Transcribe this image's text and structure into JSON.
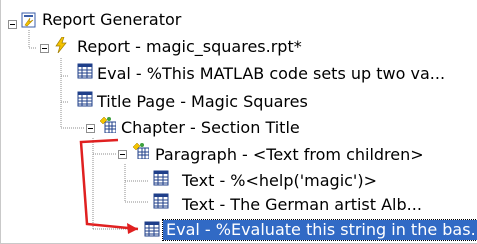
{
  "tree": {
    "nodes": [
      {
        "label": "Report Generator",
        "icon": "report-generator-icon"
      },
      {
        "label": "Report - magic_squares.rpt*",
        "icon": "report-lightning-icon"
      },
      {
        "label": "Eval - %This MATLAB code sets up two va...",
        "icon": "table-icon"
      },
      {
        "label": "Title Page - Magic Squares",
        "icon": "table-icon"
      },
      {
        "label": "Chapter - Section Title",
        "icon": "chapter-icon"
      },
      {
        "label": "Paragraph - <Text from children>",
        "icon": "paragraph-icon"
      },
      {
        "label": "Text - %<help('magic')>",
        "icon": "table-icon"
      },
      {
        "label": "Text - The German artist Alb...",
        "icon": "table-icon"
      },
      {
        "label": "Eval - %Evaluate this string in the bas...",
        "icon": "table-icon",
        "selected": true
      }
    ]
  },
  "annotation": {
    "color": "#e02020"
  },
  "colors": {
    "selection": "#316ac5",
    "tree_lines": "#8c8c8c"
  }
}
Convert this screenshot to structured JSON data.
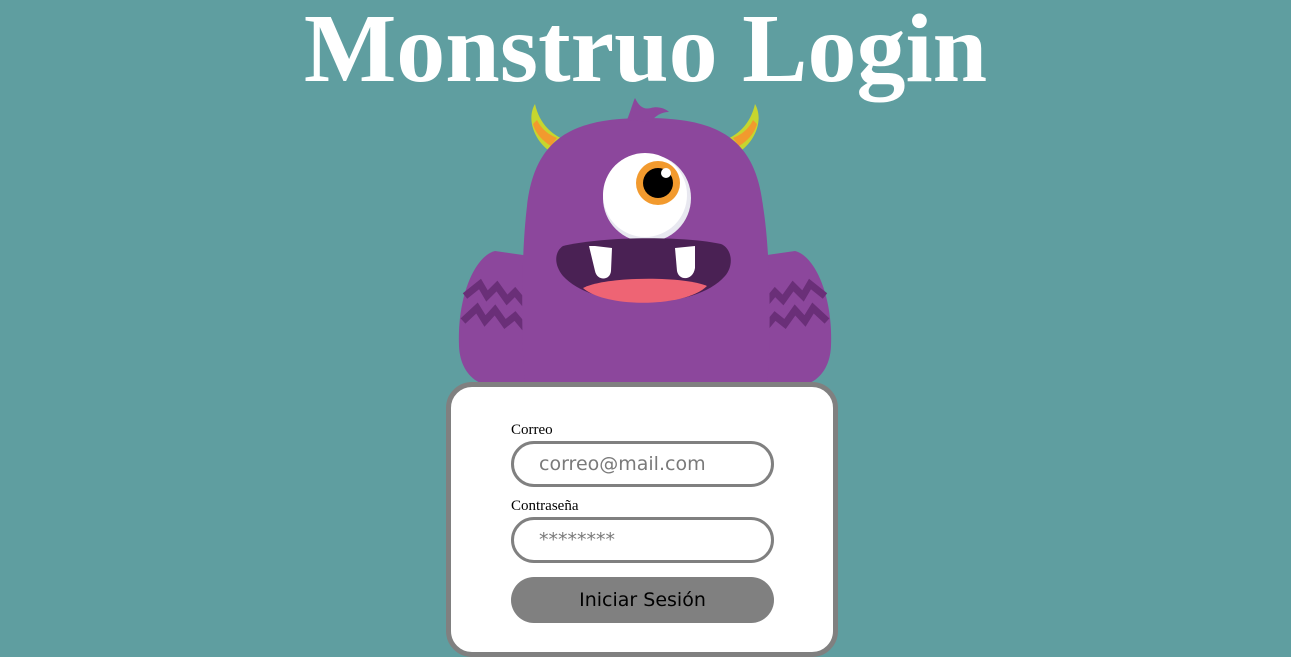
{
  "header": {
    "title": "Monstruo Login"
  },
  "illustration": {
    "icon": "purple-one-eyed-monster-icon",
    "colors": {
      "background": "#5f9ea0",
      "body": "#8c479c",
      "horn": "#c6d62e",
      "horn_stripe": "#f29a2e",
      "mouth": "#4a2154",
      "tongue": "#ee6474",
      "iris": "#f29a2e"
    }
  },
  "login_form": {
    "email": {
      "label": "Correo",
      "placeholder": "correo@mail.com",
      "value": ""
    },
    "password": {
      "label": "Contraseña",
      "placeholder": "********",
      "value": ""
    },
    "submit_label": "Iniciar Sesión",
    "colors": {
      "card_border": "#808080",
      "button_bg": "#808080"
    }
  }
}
□ □ □
* [What is needed] Repeat the records above verbatim, with no pictures in the result.

* [Worked solution]
Transcribe this image's text and structure into JSON.
{
  "tree": {
    "nodes": [
      {
        "label": "Report Generator",
        "icon": "report-generator-icon"
      },
      {
        "label": "Report - magic_squares.rpt*",
        "icon": "report-lightning-icon"
      },
      {
        "label": "Eval - %This MATLAB code sets up two va...",
        "icon": "table-icon"
      },
      {
        "label": "Title Page - Magic Squares",
        "icon": "table-icon"
      },
      {
        "label": "Chapter - Section Title",
        "icon": "chapter-icon"
      },
      {
        "label": "Paragraph - <Text from children>",
        "icon": "paragraph-icon"
      },
      {
        "label": "Text - %<help('magic')>",
        "icon": "table-icon"
      },
      {
        "label": "Text - The German artist Alb...",
        "icon": "table-icon"
      },
      {
        "label": "Eval - %Evaluate this string in the bas...",
        "icon": "table-icon",
        "selected": true
      }
    ]
  },
  "annotation": {
    "color": "#e02020"
  },
  "colors": {
    "selection": "#316ac5",
    "tree_lines": "#8c8c8c"
  }
}
Convert this screenshot to structured JSON data.
{
  "header": {
    "title": "Monstruo Login"
  },
  "illustration": {
    "icon": "purple-one-eyed-monster-icon",
    "colors": {
      "background": "#5f9ea0",
      "body": "#8c479c",
      "horn": "#c6d62e",
      "horn_stripe": "#f29a2e",
      "mouth": "#4a2154",
      "tongue": "#ee6474",
      "iris": "#f29a2e"
    }
  },
  "login_form": {
    "email": {
      "label": "Correo",
      "placeholder": "correo@mail.com",
      "value": ""
    },
    "password": {
      "label": "Contraseña",
      "placeholder": "********",
      "value": ""
    },
    "submit_label": "Iniciar Sesión",
    "colors": {
      "card_border": "#808080",
      "button_bg": "#808080"
    }
  }
}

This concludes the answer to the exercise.